[Material for the task]
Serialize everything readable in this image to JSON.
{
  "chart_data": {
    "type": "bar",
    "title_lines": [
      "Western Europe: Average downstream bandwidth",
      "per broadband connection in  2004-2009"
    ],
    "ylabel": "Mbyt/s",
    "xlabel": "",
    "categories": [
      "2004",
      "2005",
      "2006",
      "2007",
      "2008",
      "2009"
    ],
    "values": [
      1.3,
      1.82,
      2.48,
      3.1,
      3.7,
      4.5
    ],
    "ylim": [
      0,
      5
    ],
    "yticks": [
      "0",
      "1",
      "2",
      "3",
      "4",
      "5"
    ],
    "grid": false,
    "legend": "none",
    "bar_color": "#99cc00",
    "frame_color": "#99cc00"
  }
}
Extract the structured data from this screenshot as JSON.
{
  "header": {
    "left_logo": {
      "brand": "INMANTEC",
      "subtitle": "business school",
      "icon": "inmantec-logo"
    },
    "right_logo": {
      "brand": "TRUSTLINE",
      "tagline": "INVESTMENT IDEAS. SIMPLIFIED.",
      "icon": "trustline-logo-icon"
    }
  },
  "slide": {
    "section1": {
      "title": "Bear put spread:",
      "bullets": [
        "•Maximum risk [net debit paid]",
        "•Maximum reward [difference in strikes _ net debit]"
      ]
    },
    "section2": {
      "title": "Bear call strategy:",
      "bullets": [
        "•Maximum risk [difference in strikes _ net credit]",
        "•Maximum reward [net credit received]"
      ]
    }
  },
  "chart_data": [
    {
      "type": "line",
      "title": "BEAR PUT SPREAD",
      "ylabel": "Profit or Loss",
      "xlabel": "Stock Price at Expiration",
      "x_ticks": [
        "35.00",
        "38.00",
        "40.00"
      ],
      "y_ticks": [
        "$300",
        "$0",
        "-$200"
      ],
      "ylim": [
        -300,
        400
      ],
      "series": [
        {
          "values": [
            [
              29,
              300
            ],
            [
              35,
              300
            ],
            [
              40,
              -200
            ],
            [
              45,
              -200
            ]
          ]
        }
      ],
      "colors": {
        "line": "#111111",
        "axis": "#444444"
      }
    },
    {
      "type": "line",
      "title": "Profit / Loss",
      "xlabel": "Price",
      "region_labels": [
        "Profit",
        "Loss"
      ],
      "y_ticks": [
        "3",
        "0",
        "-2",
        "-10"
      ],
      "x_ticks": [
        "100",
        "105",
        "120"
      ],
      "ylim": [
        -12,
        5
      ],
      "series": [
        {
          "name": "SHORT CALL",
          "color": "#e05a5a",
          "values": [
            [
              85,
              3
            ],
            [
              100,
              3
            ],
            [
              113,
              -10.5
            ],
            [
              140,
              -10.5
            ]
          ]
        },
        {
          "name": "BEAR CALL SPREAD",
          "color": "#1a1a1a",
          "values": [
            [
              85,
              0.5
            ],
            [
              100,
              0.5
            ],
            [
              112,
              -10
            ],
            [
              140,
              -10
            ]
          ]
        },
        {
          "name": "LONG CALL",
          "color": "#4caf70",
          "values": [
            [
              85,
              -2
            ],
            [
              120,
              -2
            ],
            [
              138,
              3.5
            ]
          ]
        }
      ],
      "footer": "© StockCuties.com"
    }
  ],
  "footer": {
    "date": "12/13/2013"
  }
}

[The problem] Give the records above again, word for word.

[Solution to this task]
Serialize everything readable in this image to JSON.
{
  "chart_data": {
    "type": "bar",
    "title_lines": [
      "Western Europe: Average downstream bandwidth",
      "per broadband connection in  2004-2009"
    ],
    "ylabel": "Mbyt/s",
    "xlabel": "",
    "categories": [
      "2004",
      "2005",
      "2006",
      "2007",
      "2008",
      "2009"
    ],
    "values": [
      1.3,
      1.82,
      2.48,
      3.1,
      3.7,
      4.5
    ],
    "ylim": [
      0,
      5
    ],
    "yticks": [
      "0",
      "1",
      "2",
      "3",
      "4",
      "5"
    ],
    "grid": false,
    "legend": "none",
    "bar_color": "#99cc00",
    "frame_color": "#99cc00"
  }
}
Extract the structured data from this screenshot as JSON.
{
  "header": {
    "left_logo": {
      "brand": "INMANTEC",
      "subtitle": "business school",
      "icon": "inmantec-logo"
    },
    "right_logo": {
      "brand": "TRUSTLINE",
      "tagline": "INVESTMENT IDEAS. SIMPLIFIED.",
      "icon": "trustline-logo-icon"
    }
  },
  "slide": {
    "section1": {
      "title": "Bear put spread:",
      "bullets": [
        "•Maximum risk [net debit paid]",
        "•Maximum reward [difference in strikes _ net debit]"
      ]
    },
    "section2": {
      "title": "Bear call strategy:",
      "bullets": [
        "•Maximum risk [difference in strikes _ net credit]",
        "•Maximum reward [net credit received]"
      ]
    }
  },
  "chart_data": [
    {
      "type": "line",
      "title": "BEAR PUT SPREAD",
      "ylabel": "Profit or Loss",
      "xlabel": "Stock Price at Expiration",
      "x_ticks": [
        "35.00",
        "38.00",
        "40.00"
      ],
      "y_ticks": [
        "$300",
        "$0",
        "-$200"
      ],
      "ylim": [
        -300,
        400
      ],
      "series": [
        {
          "values": [
            [
              29,
              300
            ],
            [
              35,
              300
            ],
            [
              40,
              -200
            ],
            [
              45,
              -200
            ]
          ]
        }
      ],
      "colors": {
        "line": "#111111",
        "axis": "#444444"
      }
    },
    {
      "type": "line",
      "title": "Profit / Loss",
      "xlabel": "Price",
      "region_labels": [
        "Profit",
        "Loss"
      ],
      "y_ticks": [
        "3",
        "0",
        "-2",
        "-10"
      ],
      "x_ticks": [
        "100",
        "105",
        "120"
      ],
      "ylim": [
        -12,
        5
      ],
      "series": [
        {
          "name": "SHORT CALL",
          "color": "#e05a5a",
          "values": [
            [
              85,
              3
            ],
            [
              100,
              3
            ],
            [
              113,
              -10.5
            ],
            [
              140,
              -10.5
            ]
          ]
        },
        {
          "name": "BEAR CALL SPREAD",
          "color": "#1a1a1a",
          "values": [
            [
              85,
              0.5
            ],
            [
              100,
              0.5
            ],
            [
              112,
              -10
            ],
            [
              140,
              -10
            ]
          ]
        },
        {
          "name": "LONG CALL",
          "color": "#4caf70",
          "values": [
            [
              85,
              -2
            ],
            [
              120,
              -2
            ],
            [
              138,
              3.5
            ]
          ]
        }
      ],
      "footer": "© StockCuties.com"
    }
  ],
  "footer": {
    "date": "12/13/2013"
  }
}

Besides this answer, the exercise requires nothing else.